Copy out all the records exactly.

----------

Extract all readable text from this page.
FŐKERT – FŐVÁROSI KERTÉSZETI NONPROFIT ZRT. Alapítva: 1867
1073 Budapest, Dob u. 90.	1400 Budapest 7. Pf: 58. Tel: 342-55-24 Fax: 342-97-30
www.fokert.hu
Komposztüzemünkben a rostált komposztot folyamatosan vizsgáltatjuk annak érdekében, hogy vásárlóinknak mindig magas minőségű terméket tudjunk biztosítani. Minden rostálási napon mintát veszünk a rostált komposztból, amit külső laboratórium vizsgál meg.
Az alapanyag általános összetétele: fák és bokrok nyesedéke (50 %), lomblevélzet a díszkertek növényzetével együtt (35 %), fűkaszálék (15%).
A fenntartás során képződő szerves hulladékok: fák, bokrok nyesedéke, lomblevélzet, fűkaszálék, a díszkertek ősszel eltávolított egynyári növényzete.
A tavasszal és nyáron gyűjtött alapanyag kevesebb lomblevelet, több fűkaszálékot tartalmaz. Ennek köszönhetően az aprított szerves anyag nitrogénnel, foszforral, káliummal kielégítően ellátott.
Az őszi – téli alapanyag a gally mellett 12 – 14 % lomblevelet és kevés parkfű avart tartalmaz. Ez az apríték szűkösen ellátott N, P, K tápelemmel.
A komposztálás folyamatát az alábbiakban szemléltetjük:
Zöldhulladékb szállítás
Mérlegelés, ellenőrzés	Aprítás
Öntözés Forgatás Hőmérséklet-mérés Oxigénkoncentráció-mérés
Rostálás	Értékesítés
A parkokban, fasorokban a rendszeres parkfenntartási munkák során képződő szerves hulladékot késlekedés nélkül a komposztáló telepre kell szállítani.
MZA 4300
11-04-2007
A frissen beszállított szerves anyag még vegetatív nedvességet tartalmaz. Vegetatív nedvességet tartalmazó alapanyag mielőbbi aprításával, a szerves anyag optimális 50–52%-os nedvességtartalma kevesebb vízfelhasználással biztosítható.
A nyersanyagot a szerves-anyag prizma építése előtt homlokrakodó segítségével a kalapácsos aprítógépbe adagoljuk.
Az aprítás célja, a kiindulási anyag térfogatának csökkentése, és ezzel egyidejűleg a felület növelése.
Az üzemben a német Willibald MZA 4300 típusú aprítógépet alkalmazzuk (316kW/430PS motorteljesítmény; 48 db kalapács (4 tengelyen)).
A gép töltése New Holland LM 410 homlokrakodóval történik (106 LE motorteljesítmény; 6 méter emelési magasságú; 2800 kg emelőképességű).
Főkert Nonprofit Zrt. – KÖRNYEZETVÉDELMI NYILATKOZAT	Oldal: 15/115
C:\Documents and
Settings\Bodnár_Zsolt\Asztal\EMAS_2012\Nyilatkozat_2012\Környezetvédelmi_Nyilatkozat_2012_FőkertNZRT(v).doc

----------

SOLVED PROBLEM:
Extract all readable text from this page.
FŐKERT – FŐVÁROSI KERTÉSZETI NONPROFIT ZRT. Alapítva: 1867
1073 Budapest, Dob u. 90.	1400 Budapest 7. Pf: 58. Tel: 342-55-24 Fax: 342-97-30
www.fokert.hu
Komposztüzemünkben a rostált komposztot folyamatosan vizsgáltatjuk annak érdekében, hogy vásárlóinknak mindig magas minőségű terméket tudjunk biztosítani. Minden rostálási napon mintát veszünk a rostált komposztból, amit külső laboratórium vizsgál meg.
Az alapanyag általános összetétele: fák és bokrok nyesedéke (50 %), lomblevélzet a díszkertek növényzetével együtt (35 %), fűkaszálék (15%).
A fenntartás során képződő szerves hulladékok: fák, bokrok nyesedéke, lomblevélzet, fűkaszálék, a díszkertek ősszel eltávolított egynyári növényzete.
A tavasszal és nyáron gyűjtött alapanyag kevesebb lomblevelet, több fűkaszálékot tartalmaz. Ennek köszönhetően az aprított szerves anyag nitrogénnel, foszforral, káliummal kielégítően ellátott.
Az őszi – téli alapanyag a gally mellett 12 – 14 % lomblevelet és kevés parkfű avart tartalmaz. Ez az apríték szűkösen ellátott N, P, K tápelemmel.
A komposztálás folyamatát az alábbiakban szemléltetjük:
Zöldhulladékb szállítás
Mérlegelés, ellenőrzés	Aprítás
Öntözés Forgatás Hőmérséklet-mérés Oxigénkoncentráció-mérés
Rostálás	Értékesítés
A parkokban, fasorokban a rendszeres parkfenntartási munkák során képződő szerves hulladékot késlekedés nélkül a komposztáló telepre kell szállítani.
MZA 4300
11-04-2007
A frissen beszállított szerves anyag még vegetatív nedvességet tartalmaz. Vegetatív nedvességet tartalmazó alapanyag mielőbbi aprításával, a szerves anyag optimális 50–52%-os nedvességtartalma kevesebb vízfelhasználással biztosítható.
A nyersanyagot a szerves-anyag prizma építése előtt homlokrakodó segítségével a kalapácsos aprítógépbe adagoljuk.
Az aprítás célja, a kiindulási anyag térfogatának csökkentése, és ezzel egyidejűleg a felület növelése.
Az üzemben a német Willibald MZA 4300 típusú aprítógépet alkalmazzuk (316kW/430PS motorteljesítmény; 48 db kalapács (4 tengelyen)).
A gép töltése New Holland LM 410 homlokrakodóval történik (106 LE motorteljesítmény; 6 méter emelési magasságú; 2800 kg emelőképességű).
Főkert Nonprofit Zrt. – KÖRNYEZETVÉDELMI NYILATKOZAT	Oldal: 15/115
C:\Documents and
Settings\Bodnár_Zsolt\Asztal\EMAS_2012\Nyilatkozat_2012\Környezetvédelmi_Nyilatkozat_2012_FőkertNZRT(v).doc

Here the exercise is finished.